## Chart and figure data
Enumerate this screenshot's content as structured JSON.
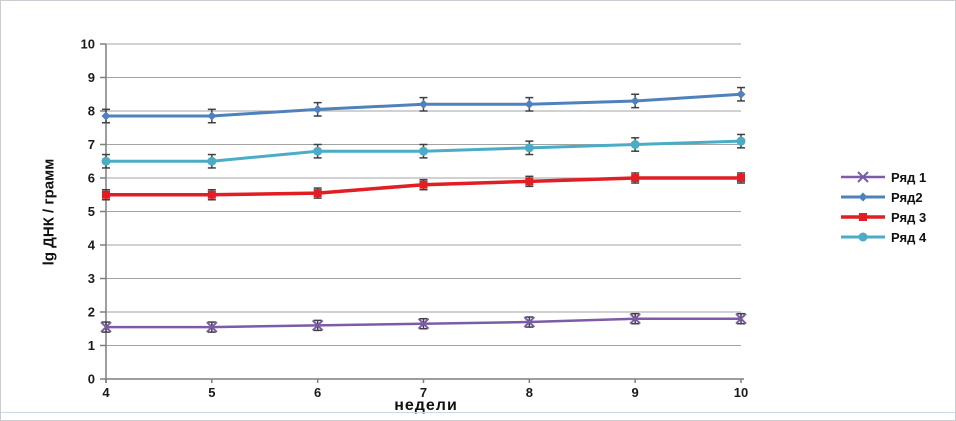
{
  "chart_data": {
    "type": "line",
    "title": "",
    "xlabel": "недели",
    "ylabel": "lg ДНК / грамм",
    "x": [
      4,
      5,
      6,
      7,
      8,
      9,
      10
    ],
    "ylim": [
      0,
      10
    ],
    "ytick_step": 1,
    "grid": true,
    "legend_position": "right",
    "series": [
      {
        "name": "Ряд 1",
        "color": "#7c5ca6",
        "marker": "x",
        "line_width": 2.5,
        "values": [
          1.55,
          1.55,
          1.6,
          1.65,
          1.7,
          1.8,
          1.8
        ],
        "error": 0.15
      },
      {
        "name": "Ряд2",
        "color": "#4f81bd",
        "marker": "diamond",
        "line_width": 3,
        "values": [
          7.85,
          7.85,
          8.05,
          8.2,
          8.2,
          8.3,
          8.5
        ],
        "error": 0.2
      },
      {
        "name": "Ряд 3",
        "color": "#e01e24",
        "marker": "square",
        "line_width": 3.5,
        "values": [
          5.5,
          5.5,
          5.55,
          5.8,
          5.9,
          6.0,
          6.0
        ],
        "error": 0.15
      },
      {
        "name": "Ряд 4",
        "color": "#4bacc6",
        "marker": "circle",
        "line_width": 3,
        "values": [
          6.5,
          6.5,
          6.8,
          6.8,
          6.9,
          7.0,
          7.1
        ],
        "error": 0.2
      }
    ],
    "colors": {
      "grid": "#a3a3a3",
      "axis": "#7f7f7f",
      "error_bar": "#404040",
      "tick_text": "#1a1a1a"
    }
  }
}
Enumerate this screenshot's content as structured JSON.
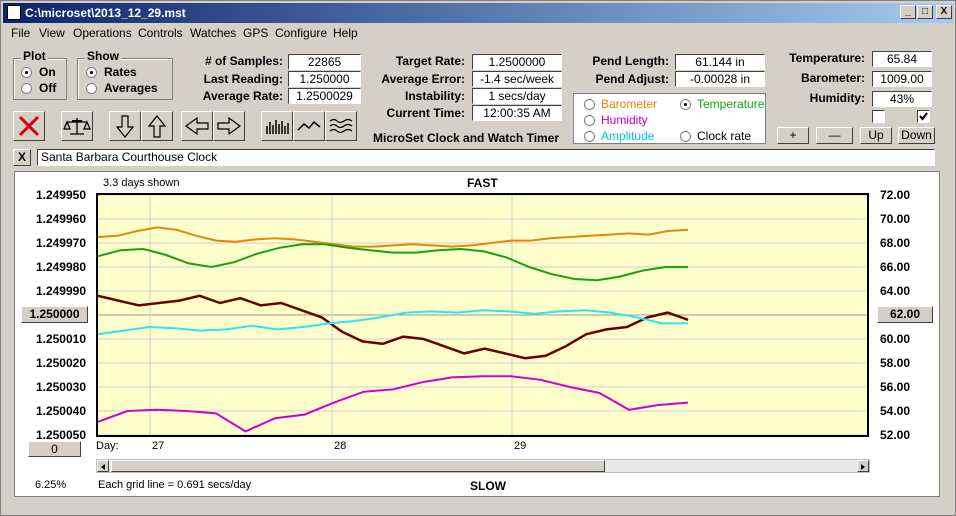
{
  "window": {
    "title": "C:\\microset\\2013_12_29.mst",
    "minimize": "_",
    "maximize": "□",
    "close": "X"
  },
  "menu": [
    "File",
    "View",
    "Operations",
    "Controls",
    "Watches",
    "GPS",
    "Configure",
    "Help"
  ],
  "plot_group": {
    "title": "Plot",
    "on": "On",
    "off": "Off",
    "selected": "On"
  },
  "show_group": {
    "title": "Show",
    "rates": "Rates",
    "averages": "Averages",
    "selected": "Rates"
  },
  "stats": {
    "samples_label": "# of Samples:",
    "samples": "22865",
    "last_label": "Last Reading:",
    "last": "1.250000",
    "avg_label": "Average Rate:",
    "avg": "1.2500029",
    "target_label": "Target Rate:",
    "target": "1.2500000",
    "avgerr_label": "Average Error:",
    "avgerr": "-1.4 sec/week",
    "instab_label": "Instability:",
    "instab": "1 secs/day",
    "time_label": "Current Time:",
    "time": "12:00:35 AM",
    "pendlen_label": "Pend Length:",
    "pendlen": "61.144 in",
    "pendadj_label": "Pend Adjust:",
    "pendadj": "-0.00028 in",
    "temp_label": "Temperature:",
    "temp": "65.84",
    "baro_label": "Barometer:",
    "baro": "1009.00",
    "hum_label": "Humidity:",
    "hum": "43%"
  },
  "app_name": "MicroSet Clock and Watch Timer",
  "options": {
    "barometer": "Barometer",
    "temperature": "Temperature",
    "humidity": "Humidity",
    "amplitude": "Amplitude",
    "clockrate": "Clock rate",
    "selected": "Temperature"
  },
  "options_colors": {
    "barometer": "#e8860b",
    "temperature": "#12a412",
    "humidity": "#c000c0",
    "amplitude": "#00c8e8",
    "clockrate": "#000000"
  },
  "scale_buttons": {
    "plus": "+",
    "minus": "—",
    "up": "Up",
    "down": "Down"
  },
  "clock_name": "Santa Barbara Courthouse Clock",
  "clear_button": "X",
  "plot": {
    "days_shown": "3.3 days shown",
    "fast": "FAST",
    "slow": "SLOW",
    "day_label": "Day:",
    "grid_note": "Each grid line = 0.691 secs/day",
    "percent": "6.25%",
    "left_button": "0",
    "center_left": "1.250000",
    "center_right": "62.00"
  },
  "chart_data": {
    "type": "line",
    "x_ticks": [
      "27",
      "28",
      "29"
    ],
    "left_axis": {
      "ticks": [
        "1.249950",
        "1.249960",
        "1.249970",
        "1.249980",
        "1.249990",
        "1.250000",
        "1.250010",
        "1.250020",
        "1.250030",
        "1.250040",
        "1.250050"
      ],
      "range": [
        1.24995,
        1.25005
      ]
    },
    "right_axis": {
      "ticks": [
        "72.00",
        "70.00",
        "68.00",
        "66.00",
        "64.00",
        "62.00",
        "60.00",
        "58.00",
        "56.00",
        "54.00",
        "52.00"
      ],
      "range": [
        52,
        72
      ]
    },
    "series": [
      {
        "key": "barometer",
        "color": "#e8860b",
        "axis": "right",
        "values": [
          68.5,
          68.6,
          69.0,
          69.3,
          69.1,
          68.6,
          68.2,
          68.1,
          68.3,
          68.4,
          68.3,
          68.1,
          67.9,
          67.7,
          67.7,
          67.8,
          67.9,
          67.8,
          67.7,
          67.8,
          68.0,
          68.2,
          68.2,
          68.4,
          68.5,
          68.6,
          68.7,
          68.8,
          68.7,
          69.0,
          69.1
        ]
      },
      {
        "key": "temperature",
        "color": "#12a412",
        "axis": "right",
        "values": [
          66.9,
          67.4,
          67.5,
          67.0,
          66.3,
          66.0,
          66.4,
          67.1,
          67.6,
          67.9,
          67.9,
          67.6,
          67.4,
          67.2,
          67.2,
          67.4,
          67.5,
          67.3,
          66.8,
          66.0,
          65.4,
          65.0,
          64.9,
          65.2,
          65.7,
          66.0,
          66.0
        ]
      },
      {
        "key": "clockrate",
        "color": "#6b0000",
        "axis": "left",
        "values": [
          1.249992,
          1.249994,
          1.249996,
          1.249995,
          1.249994,
          1.249992,
          1.249995,
          1.249993,
          1.249996,
          1.249995,
          1.249998,
          1.250001,
          1.250007,
          1.250011,
          1.250012,
          1.250009,
          1.25001,
          1.250013,
          1.250016,
          1.250014,
          1.250016,
          1.250018,
          1.250017,
          1.250013,
          1.250008,
          1.250006,
          1.250005,
          1.250001,
          1.249999,
          1.250002
        ]
      },
      {
        "key": "amplitude",
        "color": "#28e8f0",
        "axis": "right",
        "values": [
          60.4,
          60.7,
          61.0,
          60.9,
          60.7,
          60.8,
          61.1,
          60.8,
          61.0,
          61.3,
          61.5,
          61.8,
          62.2,
          62.3,
          62.2,
          62.4,
          62.3,
          62.1,
          62.3,
          62.4,
          62.2,
          61.8,
          61.3,
          61.3
        ]
      },
      {
        "key": "humidity",
        "color": "#d000d0",
        "axis": "right",
        "values": [
          53.1,
          54.0,
          54.1,
          54.0,
          53.8,
          52.3,
          53.4,
          53.7,
          54.7,
          55.6,
          55.8,
          56.4,
          56.8,
          56.9,
          56.9,
          56.6,
          56.0,
          55.5,
          54.1,
          54.5,
          54.7
        ]
      }
    ]
  }
}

## Your instructions
Leave out the pictures and print each record exactly as it stands.

## Written response
Enumerate this screenshot's content as structured JSON.
{
  "chart_data": {
    "type": "line",
    "title": "",
    "xlabel": "недели",
    "ylabel": "lg ДНК / грамм",
    "x": [
      4,
      5,
      6,
      7,
      8,
      9,
      10
    ],
    "ylim": [
      0,
      10
    ],
    "ytick_step": 1,
    "grid": true,
    "legend_position": "right",
    "series": [
      {
        "name": "Ряд 1",
        "color": "#7c5ca6",
        "marker": "x",
        "line_width": 2.5,
        "values": [
          1.55,
          1.55,
          1.6,
          1.65,
          1.7,
          1.8,
          1.8
        ],
        "error": 0.15
      },
      {
        "name": "Ряд2",
        "color": "#4f81bd",
        "marker": "diamond",
        "line_width": 3,
        "values": [
          7.85,
          7.85,
          8.05,
          8.2,
          8.2,
          8.3,
          8.5
        ],
        "error": 0.2
      },
      {
        "name": "Ряд 3",
        "color": "#e01e24",
        "marker": "square",
        "line_width": 3.5,
        "values": [
          5.5,
          5.5,
          5.55,
          5.8,
          5.9,
          6.0,
          6.0
        ],
        "error": 0.15
      },
      {
        "name": "Ряд 4",
        "color": "#4bacc6",
        "marker": "circle",
        "line_width": 3,
        "values": [
          6.5,
          6.5,
          6.8,
          6.8,
          6.9,
          7.0,
          7.1
        ],
        "error": 0.2
      }
    ],
    "colors": {
      "grid": "#a3a3a3",
      "axis": "#7f7f7f",
      "error_bar": "#404040",
      "tick_text": "#1a1a1a"
    }
  }
}
Enumerate this screenshot's content as structured JSON.
{
  "window": {
    "title": "C:\\microset\\2013_12_29.mst",
    "minimize": "_",
    "maximize": "□",
    "close": "X"
  },
  "menu": [
    "File",
    "View",
    "Operations",
    "Controls",
    "Watches",
    "GPS",
    "Configure",
    "Help"
  ],
  "plot_group": {
    "title": "Plot",
    "on": "On",
    "off": "Off",
    "selected": "On"
  },
  "show_group": {
    "title": "Show",
    "rates": "Rates",
    "averages": "Averages",
    "selected": "Rates"
  },
  "stats": {
    "samples_label": "# of Samples:",
    "samples": "22865",
    "last_label": "Last Reading:",
    "last": "1.250000",
    "avg_label": "Average Rate:",
    "avg": "1.2500029",
    "target_label": "Target Rate:",
    "target": "1.2500000",
    "avgerr_label": "Average Error:",
    "avgerr": "-1.4 sec/week",
    "instab_label": "Instability:",
    "instab": "1 secs/day",
    "time_label": "Current Time:",
    "time": "12:00:35 AM",
    "pendlen_label": "Pend Length:",
    "pendlen": "61.144 in",
    "pendadj_label": "Pend Adjust:",
    "pendadj": "-0.00028 in",
    "temp_label": "Temperature:",
    "temp": "65.84",
    "baro_label": "Barometer:",
    "baro": "1009.00",
    "hum_label": "Humidity:",
    "hum": "43%"
  },
  "app_name": "MicroSet Clock and Watch Timer",
  "options": {
    "barometer": "Barometer",
    "temperature": "Temperature",
    "humidity": "Humidity",
    "amplitude": "Amplitude",
    "clockrate": "Clock rate",
    "selected": "Temperature"
  },
  "options_colors": {
    "barometer": "#e8860b",
    "temperature": "#12a412",
    "humidity": "#c000c0",
    "amplitude": "#00c8e8",
    "clockrate": "#000000"
  },
  "scale_buttons": {
    "plus": "+",
    "minus": "—",
    "up": "Up",
    "down": "Down"
  },
  "clock_name": "Santa Barbara Courthouse Clock",
  "clear_button": "X",
  "plot": {
    "days_shown": "3.3 days shown",
    "fast": "FAST",
    "slow": "SLOW",
    "day_label": "Day:",
    "grid_note": "Each grid line = 0.691 secs/day",
    "percent": "6.25%",
    "left_button": "0",
    "center_left": "1.250000",
    "center_right": "62.00"
  },
  "chart_data": {
    "type": "line",
    "x_ticks": [
      "27",
      "28",
      "29"
    ],
    "left_axis": {
      "ticks": [
        "1.249950",
        "1.249960",
        "1.249970",
        "1.249980",
        "1.249990",
        "1.250000",
        "1.250010",
        "1.250020",
        "1.250030",
        "1.250040",
        "1.250050"
      ],
      "range": [
        1.24995,
        1.25005
      ]
    },
    "right_axis": {
      "ticks": [
        "72.00",
        "70.00",
        "68.00",
        "66.00",
        "64.00",
        "62.00",
        "60.00",
        "58.00",
        "56.00",
        "54.00",
        "52.00"
      ],
      "range": [
        52,
        72
      ]
    },
    "series": [
      {
        "key": "barometer",
        "color": "#e8860b",
        "axis": "right",
        "values": [
          68.5,
          68.6,
          69.0,
          69.3,
          69.1,
          68.6,
          68.2,
          68.1,
          68.3,
          68.4,
          68.3,
          68.1,
          67.9,
          67.7,
          67.7,
          67.8,
          67.9,
          67.8,
          67.7,
          67.8,
          68.0,
          68.2,
          68.2,
          68.4,
          68.5,
          68.6,
          68.7,
          68.8,
          68.7,
          69.0,
          69.1
        ]
      },
      {
        "key": "temperature",
        "color": "#12a412",
        "axis": "right",
        "values": [
          66.9,
          67.4,
          67.5,
          67.0,
          66.3,
          66.0,
          66.4,
          67.1,
          67.6,
          67.9,
          67.9,
          67.6,
          67.4,
          67.2,
          67.2,
          67.4,
          67.5,
          67.3,
          66.8,
          66.0,
          65.4,
          65.0,
          64.9,
          65.2,
          65.7,
          66.0,
          66.0
        ]
      },
      {
        "key": "clockrate",
        "color": "#6b0000",
        "axis": "left",
        "values": [
          1.249992,
          1.249994,
          1.249996,
          1.249995,
          1.249994,
          1.249992,
          1.249995,
          1.249993,
          1.249996,
          1.249995,
          1.249998,
          1.250001,
          1.250007,
          1.250011,
          1.250012,
          1.250009,
          1.25001,
          1.250013,
          1.250016,
          1.250014,
          1.250016,
          1.250018,
          1.250017,
          1.250013,
          1.250008,
          1.250006,
          1.250005,
          1.250001,
          1.249999,
          1.250002
        ]
      },
      {
        "key": "amplitude",
        "color": "#28e8f0",
        "axis": "right",
        "values": [
          60.4,
          60.7,
          61.0,
          60.9,
          60.7,
          60.8,
          61.1,
          60.8,
          61.0,
          61.3,
          61.5,
          61.8,
          62.2,
          62.3,
          62.2,
          62.4,
          62.3,
          62.1,
          62.3,
          62.4,
          62.2,
          61.8,
          61.3,
          61.3
        ]
      },
      {
        "key": "humidity",
        "color": "#d000d0",
        "axis": "right",
        "values": [
          53.1,
          54.0,
          54.1,
          54.0,
          53.8,
          52.3,
          53.4,
          53.7,
          54.7,
          55.6,
          55.8,
          56.4,
          56.8,
          56.9,
          56.9,
          56.6,
          56.0,
          55.5,
          54.1,
          54.5,
          54.7
        ]
      }
    ]
  }
}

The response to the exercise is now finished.